(Data records)
-- -- --

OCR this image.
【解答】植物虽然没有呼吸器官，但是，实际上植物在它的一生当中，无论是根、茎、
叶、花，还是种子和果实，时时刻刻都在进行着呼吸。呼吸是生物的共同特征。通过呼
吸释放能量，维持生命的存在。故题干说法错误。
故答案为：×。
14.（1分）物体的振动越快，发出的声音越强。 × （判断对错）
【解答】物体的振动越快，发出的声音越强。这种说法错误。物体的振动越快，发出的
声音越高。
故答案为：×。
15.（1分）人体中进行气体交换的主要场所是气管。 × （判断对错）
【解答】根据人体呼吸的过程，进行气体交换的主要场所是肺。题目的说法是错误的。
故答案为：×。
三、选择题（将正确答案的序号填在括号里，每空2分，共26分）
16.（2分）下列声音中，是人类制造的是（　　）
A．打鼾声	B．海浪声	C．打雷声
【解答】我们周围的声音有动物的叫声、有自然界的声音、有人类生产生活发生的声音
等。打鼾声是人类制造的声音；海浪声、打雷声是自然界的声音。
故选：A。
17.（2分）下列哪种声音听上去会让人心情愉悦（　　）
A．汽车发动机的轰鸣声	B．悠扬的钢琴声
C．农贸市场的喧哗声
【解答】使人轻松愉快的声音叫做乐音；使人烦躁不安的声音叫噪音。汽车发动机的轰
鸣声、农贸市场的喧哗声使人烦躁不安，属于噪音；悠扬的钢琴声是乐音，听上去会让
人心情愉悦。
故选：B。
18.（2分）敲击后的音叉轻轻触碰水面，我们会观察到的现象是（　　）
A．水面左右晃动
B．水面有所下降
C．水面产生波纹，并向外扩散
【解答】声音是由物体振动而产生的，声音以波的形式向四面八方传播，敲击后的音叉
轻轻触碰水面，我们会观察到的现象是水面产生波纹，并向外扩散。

-- -- --

§ **Task to complete**:
From the records above, extract every entry exactly as given.

§ **The answer**:
OCR this image.
【解答】植物虽然没有呼吸器官，但是，实际上植物在它的一生当中，无论是根、茎、
叶、花，还是种子和果实，时时刻刻都在进行着呼吸。呼吸是生物的共同特征。通过呼
吸释放能量，维持生命的存在。故题干说法错误。
故答案为：×。
14.（1分）物体的振动越快，发出的声音越强。 × （判断对错）
【解答】物体的振动越快，发出的声音越强。这种说法错误。物体的振动越快，发出的
声音越高。
故答案为：×。
15.（1分）人体中进行气体交换的主要场所是气管。 × （判断对错）
【解答】根据人体呼吸的过程，进行气体交换的主要场所是肺。题目的说法是错误的。
故答案为：×。
三、选择题（将正确答案的序号填在括号里，每空2分，共26分）
16.（2分）下列声音中，是人类制造的是（　　）
A．打鼾声	B．海浪声	C．打雷声
【解答】我们周围的声音有动物的叫声、有自然界的声音、有人类生产生活发生的声音
等。打鼾声是人类制造的声音；海浪声、打雷声是自然界的声音。
故选：A。
17.（2分）下列哪种声音听上去会让人心情愉悦（　　）
A．汽车发动机的轰鸣声	B．悠扬的钢琴声
C．农贸市场的喧哗声
【解答】使人轻松愉快的声音叫做乐音；使人烦躁不安的声音叫噪音。汽车发动机的轰
鸣声、农贸市场的喧哗声使人烦躁不安，属于噪音；悠扬的钢琴声是乐音，听上去会让
人心情愉悦。
故选：B。
18.（2分）敲击后的音叉轻轻触碰水面，我们会观察到的现象是（　　）
A．水面左右晃动
B．水面有所下降
C．水面产生波纹，并向外扩散
【解答】声音是由物体振动而产生的，声音以波的形式向四面八方传播，敲击后的音叉
轻轻触碰水面，我们会观察到的现象是水面产生波纹，并向外扩散。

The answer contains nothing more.